→ **Task to carry out**
Repeat the full listing below verbatim and keep the images out.
-- START OF Data supplied --
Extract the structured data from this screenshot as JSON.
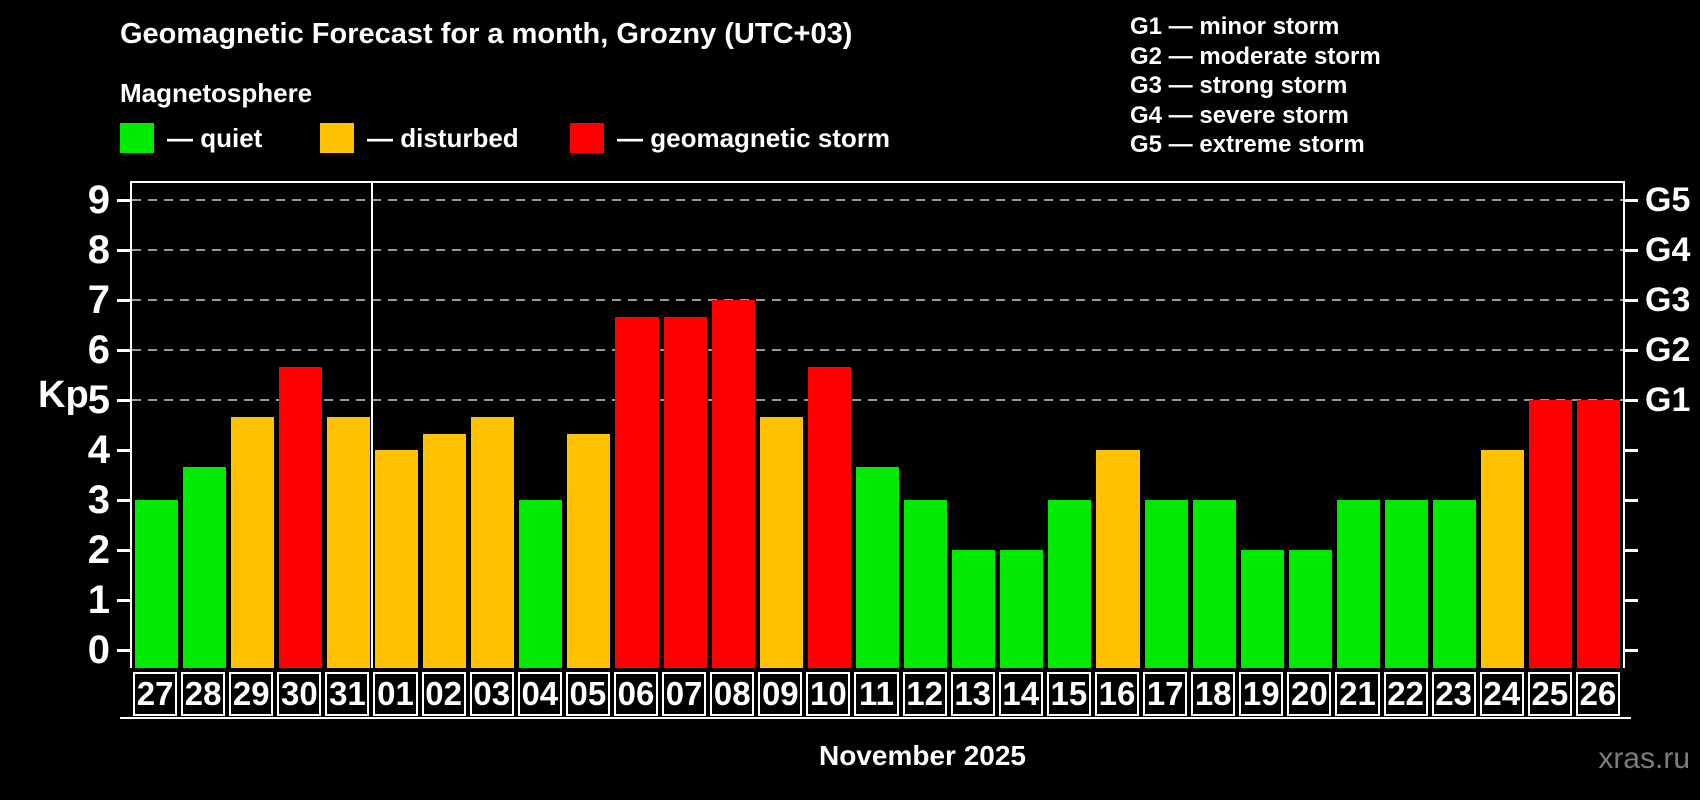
{
  "header": {
    "title": "Geomagnetic Forecast for a month, Grozny (UTC+03)",
    "subtitle": "Magnetosphere"
  },
  "legend": {
    "items": [
      {
        "key": "quiet",
        "label": "— quiet",
        "color": "#00ea00"
      },
      {
        "key": "disturbed",
        "label": "— disturbed",
        "color": "#ffc100"
      },
      {
        "key": "storm",
        "label": "— geomagnetic storm",
        "color": "#ff0000"
      }
    ]
  },
  "g_legend": {
    "items": [
      {
        "label": "G1 — minor storm"
      },
      {
        "label": "G2 — moderate storm"
      },
      {
        "label": "G3 — strong storm"
      },
      {
        "label": "G4 — severe storm"
      },
      {
        "label": "G5 — extreme storm"
      }
    ]
  },
  "footer": {
    "xlabel": "November 2025",
    "watermark": "xras.ru"
  },
  "chart_data": {
    "type": "bar",
    "title": "Geomagnetic Forecast for a month, Grozny (UTC+03)",
    "subtitle": "Magnetosphere",
    "xlabel": "November 2025",
    "ylabel": "Kp",
    "categories": [
      "27",
      "28",
      "29",
      "30",
      "31",
      "01",
      "02",
      "03",
      "04",
      "05",
      "06",
      "07",
      "08",
      "09",
      "10",
      "11",
      "12",
      "13",
      "14",
      "15",
      "16",
      "17",
      "18",
      "19",
      "20",
      "21",
      "22",
      "23",
      "24",
      "25",
      "26"
    ],
    "values": [
      3.0,
      3.67,
      4.67,
      5.67,
      4.67,
      4.0,
      4.33,
      4.67,
      3.0,
      4.33,
      6.67,
      6.67,
      7.0,
      4.67,
      5.67,
      3.67,
      3.0,
      2.0,
      2.0,
      3.0,
      4.0,
      3.0,
      3.0,
      2.0,
      2.0,
      3.0,
      3.0,
      3.0,
      4.0,
      5.0,
      5.0
    ],
    "statuses": [
      "quiet",
      "quiet",
      "disturbed",
      "storm",
      "disturbed",
      "disturbed",
      "disturbed",
      "disturbed",
      "quiet",
      "disturbed",
      "storm",
      "storm",
      "storm",
      "disturbed",
      "storm",
      "quiet",
      "quiet",
      "quiet",
      "quiet",
      "quiet",
      "disturbed",
      "quiet",
      "quiet",
      "quiet",
      "quiet",
      "quiet",
      "quiet",
      "quiet",
      "disturbed",
      "storm",
      "storm"
    ],
    "colors": {
      "quiet": "#00ea00",
      "disturbed": "#ffc100",
      "storm": "#ff0000"
    },
    "ylim": [
      -0.36,
      9.36
    ],
    "yticks": [
      0,
      1,
      2,
      3,
      4,
      5,
      6,
      7,
      8,
      9
    ],
    "gridlines_kp": [
      5,
      6,
      7,
      8,
      9
    ],
    "right_axis_labels": [
      {
        "kp": 5,
        "label": "G1"
      },
      {
        "kp": 6,
        "label": "G2"
      },
      {
        "kp": 7,
        "label": "G3"
      },
      {
        "kp": 8,
        "label": "G4"
      },
      {
        "kp": 9,
        "label": "G5"
      }
    ],
    "month_separator_after_index": 4,
    "grid": "dashed",
    "legend_position": "top"
  }
}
-- END OF Data supplied --
→ **The answer**
Extract the structured data from this screenshot as JSON.
{
  "header": {
    "title": "Geomagnetic Forecast for a month, Grozny (UTC+03)",
    "subtitle": "Magnetosphere"
  },
  "legend": {
    "items": [
      {
        "key": "quiet",
        "label": "— quiet",
        "color": "#00ea00"
      },
      {
        "key": "disturbed",
        "label": "— disturbed",
        "color": "#ffc100"
      },
      {
        "key": "storm",
        "label": "— geomagnetic storm",
        "color": "#ff0000"
      }
    ]
  },
  "g_legend": {
    "items": [
      {
        "label": "G1 — minor storm"
      },
      {
        "label": "G2 — moderate storm"
      },
      {
        "label": "G3 — strong storm"
      },
      {
        "label": "G4 — severe storm"
      },
      {
        "label": "G5 — extreme storm"
      }
    ]
  },
  "footer": {
    "xlabel": "November 2025",
    "watermark": "xras.ru"
  },
  "chart_data": {
    "type": "bar",
    "title": "Geomagnetic Forecast for a month, Grozny (UTC+03)",
    "subtitle": "Magnetosphere",
    "xlabel": "November 2025",
    "ylabel": "Kp",
    "categories": [
      "27",
      "28",
      "29",
      "30",
      "31",
      "01",
      "02",
      "03",
      "04",
      "05",
      "06",
      "07",
      "08",
      "09",
      "10",
      "11",
      "12",
      "13",
      "14",
      "15",
      "16",
      "17",
      "18",
      "19",
      "20",
      "21",
      "22",
      "23",
      "24",
      "25",
      "26"
    ],
    "values": [
      3.0,
      3.67,
      4.67,
      5.67,
      4.67,
      4.0,
      4.33,
      4.67,
      3.0,
      4.33,
      6.67,
      6.67,
      7.0,
      4.67,
      5.67,
      3.67,
      3.0,
      2.0,
      2.0,
      3.0,
      4.0,
      3.0,
      3.0,
      2.0,
      2.0,
      3.0,
      3.0,
      3.0,
      4.0,
      5.0,
      5.0
    ],
    "statuses": [
      "quiet",
      "quiet",
      "disturbed",
      "storm",
      "disturbed",
      "disturbed",
      "disturbed",
      "disturbed",
      "quiet",
      "disturbed",
      "storm",
      "storm",
      "storm",
      "disturbed",
      "storm",
      "quiet",
      "quiet",
      "quiet",
      "quiet",
      "quiet",
      "disturbed",
      "quiet",
      "quiet",
      "quiet",
      "quiet",
      "quiet",
      "quiet",
      "quiet",
      "disturbed",
      "storm",
      "storm"
    ],
    "colors": {
      "quiet": "#00ea00",
      "disturbed": "#ffc100",
      "storm": "#ff0000"
    },
    "ylim": [
      -0.36,
      9.36
    ],
    "yticks": [
      0,
      1,
      2,
      3,
      4,
      5,
      6,
      7,
      8,
      9
    ],
    "gridlines_kp": [
      5,
      6,
      7,
      8,
      9
    ],
    "right_axis_labels": [
      {
        "kp": 5,
        "label": "G1"
      },
      {
        "kp": 6,
        "label": "G2"
      },
      {
        "kp": 7,
        "label": "G3"
      },
      {
        "kp": 8,
        "label": "G4"
      },
      {
        "kp": 9,
        "label": "G5"
      }
    ],
    "month_separator_after_index": 4,
    "grid": "dashed",
    "legend_position": "top"
  }
}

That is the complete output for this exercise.